■ To do
Restate the listing that follows word for word, without its pictures.

================================

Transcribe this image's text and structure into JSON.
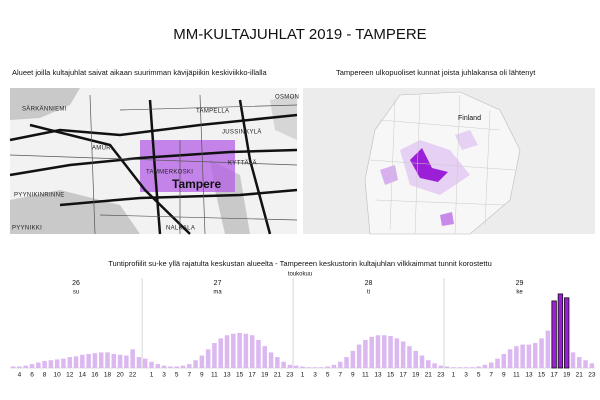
{
  "header": {
    "title": "MM-KULTAJUHLAT 2019 - TAMPERE"
  },
  "map_left": {
    "caption": "Alueet joilla kultajuhlat saivat aikaan suurimman kävijäpiikin keskiviikko-illalla",
    "labels": [
      "SÄRKÄNNIEMI",
      "TAMPELLA",
      "OSMON",
      "JUSSINKYLÄ",
      "AMURI",
      "TAMMERKOSKI",
      "KYTTÄLÄ",
      "Tampere",
      "PYYNIKINRINNE",
      "PYYNIKKI",
      "NALKALA"
    ]
  },
  "map_right": {
    "caption": "Tampereen ulkopuoliset kunnat joista juhlakansa oli lähtenyt",
    "labels": [
      "Finland"
    ]
  },
  "chart_data": {
    "type": "bar",
    "title": "Tuntiprofiilit su-ke yllä rajatulta keskustan alueelta - Tampereen keskustorin kultajuhlan vilkkaimmat tunnit korostettu",
    "month": "toukokuu",
    "days": [
      {
        "day": "26",
        "weekday": "su"
      },
      {
        "day": "27",
        "weekday": "ma"
      },
      {
        "day": "28",
        "weekday": "ti"
      },
      {
        "day": "29",
        "weekday": "ke"
      }
    ],
    "categories": [
      null,
      "4",
      null,
      "6",
      null,
      "8",
      null,
      "10",
      null,
      "12",
      null,
      "14",
      null,
      "16",
      null,
      "18",
      null,
      "20",
      null,
      "22",
      null,
      null,
      "1",
      null,
      "3",
      null,
      "5",
      null,
      "7",
      null,
      "9",
      null,
      "11",
      null,
      "13",
      null,
      "15",
      null,
      "17",
      null,
      "19",
      null,
      "21",
      null,
      "23",
      null,
      "1",
      null,
      "3",
      null,
      "5",
      null,
      "7",
      null,
      "9",
      null,
      "11",
      null,
      "13",
      null,
      "15",
      null,
      "17",
      null,
      "19",
      null,
      "21",
      null,
      "23",
      null,
      "1",
      null,
      "3",
      null,
      "5",
      null,
      "7",
      null,
      "9",
      null,
      "11",
      null,
      "13",
      null,
      "15",
      null,
      "17",
      null,
      "19",
      null,
      "21",
      null,
      "23"
    ],
    "series": [
      {
        "color": "#dcb8f0",
        "values": [
          2,
          2,
          3,
          5,
          7,
          9,
          10,
          11,
          12,
          14,
          15,
          17,
          18,
          19,
          20,
          20,
          18,
          17,
          16,
          24,
          14,
          12,
          8,
          5,
          3,
          2,
          2,
          3,
          5,
          10,
          16,
          24,
          32,
          38,
          42,
          44,
          45,
          44,
          42,
          36,
          28,
          20,
          14,
          8,
          4,
          3,
          2,
          1,
          1,
          1,
          2,
          4,
          8,
          14,
          22,
          30,
          36,
          40,
          42,
          42,
          41,
          38,
          34,
          28,
          22,
          16,
          10,
          6,
          3,
          2,
          1,
          1,
          1,
          1,
          2,
          4,
          7,
          12,
          18,
          24,
          28,
          30,
          30,
          32,
          38,
          48,
          null,
          null,
          null,
          20,
          14,
          10,
          6
        ]
      },
      {
        "color": "#9b1fd6",
        "values": [
          null,
          null,
          null,
          null,
          null,
          null,
          null,
          null,
          null,
          null,
          null,
          null,
          null,
          null,
          null,
          null,
          null,
          null,
          null,
          null,
          null,
          null,
          null,
          null,
          null,
          null,
          null,
          null,
          null,
          null,
          null,
          null,
          null,
          null,
          null,
          null,
          null,
          null,
          null,
          null,
          null,
          null,
          null,
          null,
          null,
          null,
          null,
          null,
          null,
          null,
          null,
          null,
          null,
          null,
          null,
          null,
          null,
          null,
          null,
          null,
          null,
          null,
          null,
          null,
          null,
          null,
          null,
          null,
          null,
          null,
          null,
          null,
          null,
          null,
          null,
          null,
          null,
          null,
          null,
          null,
          null,
          null,
          null,
          null,
          null,
          null,
          86,
          95,
          90,
          null,
          null,
          null,
          null
        ]
      }
    ],
    "ylim": [
      0,
      100
    ]
  }
}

================================

■ Completed task
Transcribe this image's text and structure into JSON.
{
  "header": {
    "title": "MM-KULTAJUHLAT 2019 - TAMPERE"
  },
  "map_left": {
    "caption": "Alueet joilla kultajuhlat saivat aikaan suurimman kävijäpiikin keskiviikko-illalla",
    "labels": [
      "SÄRKÄNNIEMI",
      "TAMPELLA",
      "OSMON",
      "JUSSINKYLÄ",
      "AMURI",
      "TAMMERKOSKI",
      "KYTTÄLÄ",
      "Tampere",
      "PYYNIKINRINNE",
      "PYYNIKKI",
      "NALKALA"
    ]
  },
  "map_right": {
    "caption": "Tampereen ulkopuoliset kunnat joista juhlakansa oli lähtenyt",
    "labels": [
      "Finland"
    ]
  },
  "chart_data": {
    "type": "bar",
    "title": "Tuntiprofiilit su-ke yllä rajatulta keskustan alueelta - Tampereen keskustorin kultajuhlan vilkkaimmat tunnit korostettu",
    "month": "toukokuu",
    "days": [
      {
        "day": "26",
        "weekday": "su"
      },
      {
        "day": "27",
        "weekday": "ma"
      },
      {
        "day": "28",
        "weekday": "ti"
      },
      {
        "day": "29",
        "weekday": "ke"
      }
    ],
    "categories": [
      null,
      "4",
      null,
      "6",
      null,
      "8",
      null,
      "10",
      null,
      "12",
      null,
      "14",
      null,
      "16",
      null,
      "18",
      null,
      "20",
      null,
      "22",
      null,
      null,
      "1",
      null,
      "3",
      null,
      "5",
      null,
      "7",
      null,
      "9",
      null,
      "11",
      null,
      "13",
      null,
      "15",
      null,
      "17",
      null,
      "19",
      null,
      "21",
      null,
      "23",
      null,
      "1",
      null,
      "3",
      null,
      "5",
      null,
      "7",
      null,
      "9",
      null,
      "11",
      null,
      "13",
      null,
      "15",
      null,
      "17",
      null,
      "19",
      null,
      "21",
      null,
      "23",
      null,
      "1",
      null,
      "3",
      null,
      "5",
      null,
      "7",
      null,
      "9",
      null,
      "11",
      null,
      "13",
      null,
      "15",
      null,
      "17",
      null,
      "19",
      null,
      "21",
      null,
      "23"
    ],
    "series": [
      {
        "color": "#dcb8f0",
        "values": [
          2,
          2,
          3,
          5,
          7,
          9,
          10,
          11,
          12,
          14,
          15,
          17,
          18,
          19,
          20,
          20,
          18,
          17,
          16,
          24,
          14,
          12,
          8,
          5,
          3,
          2,
          2,
          3,
          5,
          10,
          16,
          24,
          32,
          38,
          42,
          44,
          45,
          44,
          42,
          36,
          28,
          20,
          14,
          8,
          4,
          3,
          2,
          1,
          1,
          1,
          2,
          4,
          8,
          14,
          22,
          30,
          36,
          40,
          42,
          42,
          41,
          38,
          34,
          28,
          22,
          16,
          10,
          6,
          3,
          2,
          1,
          1,
          1,
          1,
          2,
          4,
          7,
          12,
          18,
          24,
          28,
          30,
          30,
          32,
          38,
          48,
          null,
          null,
          null,
          20,
          14,
          10,
          6
        ]
      },
      {
        "color": "#9b1fd6",
        "values": [
          null,
          null,
          null,
          null,
          null,
          null,
          null,
          null,
          null,
          null,
          null,
          null,
          null,
          null,
          null,
          null,
          null,
          null,
          null,
          null,
          null,
          null,
          null,
          null,
          null,
          null,
          null,
          null,
          null,
          null,
          null,
          null,
          null,
          null,
          null,
          null,
          null,
          null,
          null,
          null,
          null,
          null,
          null,
          null,
          null,
          null,
          null,
          null,
          null,
          null,
          null,
          null,
          null,
          null,
          null,
          null,
          null,
          null,
          null,
          null,
          null,
          null,
          null,
          null,
          null,
          null,
          null,
          null,
          null,
          null,
          null,
          null,
          null,
          null,
          null,
          null,
          null,
          null,
          null,
          null,
          null,
          null,
          null,
          null,
          null,
          null,
          86,
          95,
          90,
          null,
          null,
          null,
          null
        ]
      }
    ],
    "ylim": [
      0,
      100
    ]
  }
}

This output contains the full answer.